Set problem
Provide a single number: the count of lines containing the string "free".

[START OF Records to process]

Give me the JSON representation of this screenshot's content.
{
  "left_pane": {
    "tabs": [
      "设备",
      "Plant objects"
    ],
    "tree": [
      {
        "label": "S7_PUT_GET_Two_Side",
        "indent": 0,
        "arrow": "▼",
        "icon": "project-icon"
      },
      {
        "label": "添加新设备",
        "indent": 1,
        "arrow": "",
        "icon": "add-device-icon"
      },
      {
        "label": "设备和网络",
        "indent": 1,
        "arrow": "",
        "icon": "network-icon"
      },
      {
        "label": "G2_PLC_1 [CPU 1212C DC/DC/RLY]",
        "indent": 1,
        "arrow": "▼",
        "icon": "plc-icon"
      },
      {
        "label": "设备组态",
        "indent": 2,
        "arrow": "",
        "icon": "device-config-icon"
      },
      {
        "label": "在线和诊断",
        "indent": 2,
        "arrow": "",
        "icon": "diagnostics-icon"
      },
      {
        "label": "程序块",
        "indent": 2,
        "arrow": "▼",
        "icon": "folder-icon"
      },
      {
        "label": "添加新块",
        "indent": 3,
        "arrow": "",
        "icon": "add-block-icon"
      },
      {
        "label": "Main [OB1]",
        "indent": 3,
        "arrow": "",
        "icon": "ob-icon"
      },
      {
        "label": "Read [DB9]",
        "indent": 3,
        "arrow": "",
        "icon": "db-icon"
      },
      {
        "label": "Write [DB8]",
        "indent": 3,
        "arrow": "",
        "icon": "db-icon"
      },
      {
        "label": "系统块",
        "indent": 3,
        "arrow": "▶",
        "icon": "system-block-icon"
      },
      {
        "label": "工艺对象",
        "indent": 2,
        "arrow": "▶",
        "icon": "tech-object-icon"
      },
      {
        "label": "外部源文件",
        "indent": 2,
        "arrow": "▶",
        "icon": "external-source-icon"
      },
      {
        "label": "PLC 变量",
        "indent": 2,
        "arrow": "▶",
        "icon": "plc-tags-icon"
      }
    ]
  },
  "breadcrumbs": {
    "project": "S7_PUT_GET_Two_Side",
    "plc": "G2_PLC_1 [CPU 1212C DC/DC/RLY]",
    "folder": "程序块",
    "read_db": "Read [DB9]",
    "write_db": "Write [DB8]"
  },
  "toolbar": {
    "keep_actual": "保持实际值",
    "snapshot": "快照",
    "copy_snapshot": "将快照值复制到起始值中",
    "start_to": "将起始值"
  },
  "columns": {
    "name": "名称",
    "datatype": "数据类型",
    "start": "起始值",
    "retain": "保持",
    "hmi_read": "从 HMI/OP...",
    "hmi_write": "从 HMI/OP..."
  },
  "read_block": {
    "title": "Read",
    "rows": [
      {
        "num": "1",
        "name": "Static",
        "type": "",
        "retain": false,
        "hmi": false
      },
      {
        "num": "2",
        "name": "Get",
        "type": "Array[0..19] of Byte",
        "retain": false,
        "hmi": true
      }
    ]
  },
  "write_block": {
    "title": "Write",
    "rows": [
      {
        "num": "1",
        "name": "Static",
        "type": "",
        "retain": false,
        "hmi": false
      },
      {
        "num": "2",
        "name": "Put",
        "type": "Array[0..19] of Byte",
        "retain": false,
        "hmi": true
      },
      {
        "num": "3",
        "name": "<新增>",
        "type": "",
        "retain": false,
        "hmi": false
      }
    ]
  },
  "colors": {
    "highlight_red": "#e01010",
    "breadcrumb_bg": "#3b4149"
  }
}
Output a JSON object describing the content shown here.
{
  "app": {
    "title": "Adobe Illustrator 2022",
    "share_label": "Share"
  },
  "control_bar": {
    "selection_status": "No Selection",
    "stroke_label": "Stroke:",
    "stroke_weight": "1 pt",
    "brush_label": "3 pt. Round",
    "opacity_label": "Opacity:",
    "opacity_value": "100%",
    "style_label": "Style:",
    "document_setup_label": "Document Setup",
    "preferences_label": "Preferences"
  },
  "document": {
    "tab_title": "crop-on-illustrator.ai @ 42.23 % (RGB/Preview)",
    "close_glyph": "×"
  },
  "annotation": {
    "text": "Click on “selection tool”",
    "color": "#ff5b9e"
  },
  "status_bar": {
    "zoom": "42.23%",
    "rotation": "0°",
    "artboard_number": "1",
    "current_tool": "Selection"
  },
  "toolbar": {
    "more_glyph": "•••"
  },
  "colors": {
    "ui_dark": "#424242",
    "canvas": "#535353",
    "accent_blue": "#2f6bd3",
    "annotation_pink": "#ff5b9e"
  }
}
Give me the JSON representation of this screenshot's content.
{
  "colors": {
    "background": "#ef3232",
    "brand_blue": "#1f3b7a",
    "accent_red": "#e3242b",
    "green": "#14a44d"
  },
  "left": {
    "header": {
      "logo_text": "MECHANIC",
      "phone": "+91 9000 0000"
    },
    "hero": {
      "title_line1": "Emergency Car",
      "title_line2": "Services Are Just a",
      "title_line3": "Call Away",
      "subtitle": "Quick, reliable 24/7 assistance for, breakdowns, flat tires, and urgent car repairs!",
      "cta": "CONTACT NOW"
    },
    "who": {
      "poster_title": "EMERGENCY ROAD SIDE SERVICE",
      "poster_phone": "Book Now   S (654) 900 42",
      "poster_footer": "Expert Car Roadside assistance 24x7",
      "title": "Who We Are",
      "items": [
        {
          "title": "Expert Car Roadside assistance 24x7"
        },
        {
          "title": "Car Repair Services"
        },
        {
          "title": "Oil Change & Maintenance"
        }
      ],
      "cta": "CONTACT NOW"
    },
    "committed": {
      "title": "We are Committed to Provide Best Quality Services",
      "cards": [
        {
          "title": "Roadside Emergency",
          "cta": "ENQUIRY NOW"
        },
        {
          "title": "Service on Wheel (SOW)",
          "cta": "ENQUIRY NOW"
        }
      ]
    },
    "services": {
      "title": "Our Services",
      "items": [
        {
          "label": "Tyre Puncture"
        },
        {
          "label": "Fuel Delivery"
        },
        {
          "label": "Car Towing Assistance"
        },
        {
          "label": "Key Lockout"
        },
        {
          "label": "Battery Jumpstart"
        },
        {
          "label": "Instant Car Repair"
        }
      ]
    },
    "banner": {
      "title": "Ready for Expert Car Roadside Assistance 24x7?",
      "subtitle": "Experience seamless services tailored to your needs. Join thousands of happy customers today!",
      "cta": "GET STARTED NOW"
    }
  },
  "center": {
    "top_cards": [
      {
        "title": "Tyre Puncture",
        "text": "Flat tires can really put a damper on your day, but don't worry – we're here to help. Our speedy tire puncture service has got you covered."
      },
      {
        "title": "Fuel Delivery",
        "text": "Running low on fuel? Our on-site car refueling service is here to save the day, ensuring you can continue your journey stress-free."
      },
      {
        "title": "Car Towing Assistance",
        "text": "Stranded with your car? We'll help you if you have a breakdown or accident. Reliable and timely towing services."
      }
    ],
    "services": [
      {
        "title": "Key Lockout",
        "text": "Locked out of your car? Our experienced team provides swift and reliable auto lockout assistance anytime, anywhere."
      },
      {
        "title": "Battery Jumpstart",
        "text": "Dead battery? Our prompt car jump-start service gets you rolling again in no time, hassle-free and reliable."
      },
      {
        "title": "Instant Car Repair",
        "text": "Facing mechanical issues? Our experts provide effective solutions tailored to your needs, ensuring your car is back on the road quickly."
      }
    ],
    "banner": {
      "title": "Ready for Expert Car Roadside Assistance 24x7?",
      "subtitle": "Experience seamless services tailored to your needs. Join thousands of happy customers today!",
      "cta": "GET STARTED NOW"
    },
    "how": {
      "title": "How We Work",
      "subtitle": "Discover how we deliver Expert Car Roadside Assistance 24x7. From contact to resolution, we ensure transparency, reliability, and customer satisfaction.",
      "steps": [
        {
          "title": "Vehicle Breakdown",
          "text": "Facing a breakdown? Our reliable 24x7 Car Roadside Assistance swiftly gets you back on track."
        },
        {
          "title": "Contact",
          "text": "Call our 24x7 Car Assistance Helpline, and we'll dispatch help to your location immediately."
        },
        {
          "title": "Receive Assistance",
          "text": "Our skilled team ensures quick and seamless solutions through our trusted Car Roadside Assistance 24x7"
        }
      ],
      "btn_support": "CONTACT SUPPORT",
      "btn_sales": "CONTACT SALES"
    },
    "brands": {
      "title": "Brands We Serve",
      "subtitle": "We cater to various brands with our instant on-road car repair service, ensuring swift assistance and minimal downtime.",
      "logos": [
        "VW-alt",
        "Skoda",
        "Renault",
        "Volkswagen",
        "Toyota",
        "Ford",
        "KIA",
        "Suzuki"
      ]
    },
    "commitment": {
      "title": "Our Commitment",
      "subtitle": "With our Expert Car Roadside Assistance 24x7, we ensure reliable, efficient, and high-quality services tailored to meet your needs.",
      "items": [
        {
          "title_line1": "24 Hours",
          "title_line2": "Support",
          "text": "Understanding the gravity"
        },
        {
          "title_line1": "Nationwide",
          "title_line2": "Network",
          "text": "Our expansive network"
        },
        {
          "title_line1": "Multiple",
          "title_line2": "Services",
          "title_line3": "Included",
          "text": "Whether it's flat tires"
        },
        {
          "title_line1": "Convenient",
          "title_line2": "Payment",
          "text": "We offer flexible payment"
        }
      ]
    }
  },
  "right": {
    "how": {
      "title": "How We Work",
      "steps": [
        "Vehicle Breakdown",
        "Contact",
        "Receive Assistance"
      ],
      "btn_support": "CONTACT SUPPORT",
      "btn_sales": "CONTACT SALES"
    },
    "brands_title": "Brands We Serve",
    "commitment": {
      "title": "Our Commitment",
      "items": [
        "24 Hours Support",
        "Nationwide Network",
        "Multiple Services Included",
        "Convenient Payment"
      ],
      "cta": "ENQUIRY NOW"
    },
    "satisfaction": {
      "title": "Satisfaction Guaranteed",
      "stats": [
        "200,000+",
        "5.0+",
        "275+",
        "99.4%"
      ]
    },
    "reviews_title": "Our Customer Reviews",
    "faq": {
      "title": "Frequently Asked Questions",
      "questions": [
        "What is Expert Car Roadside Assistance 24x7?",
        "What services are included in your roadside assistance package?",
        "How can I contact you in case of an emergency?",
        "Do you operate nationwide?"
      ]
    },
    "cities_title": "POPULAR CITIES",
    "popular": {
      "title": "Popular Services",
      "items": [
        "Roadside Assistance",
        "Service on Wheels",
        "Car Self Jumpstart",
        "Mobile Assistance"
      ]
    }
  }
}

[END OF Records to process]

Solution to this task
2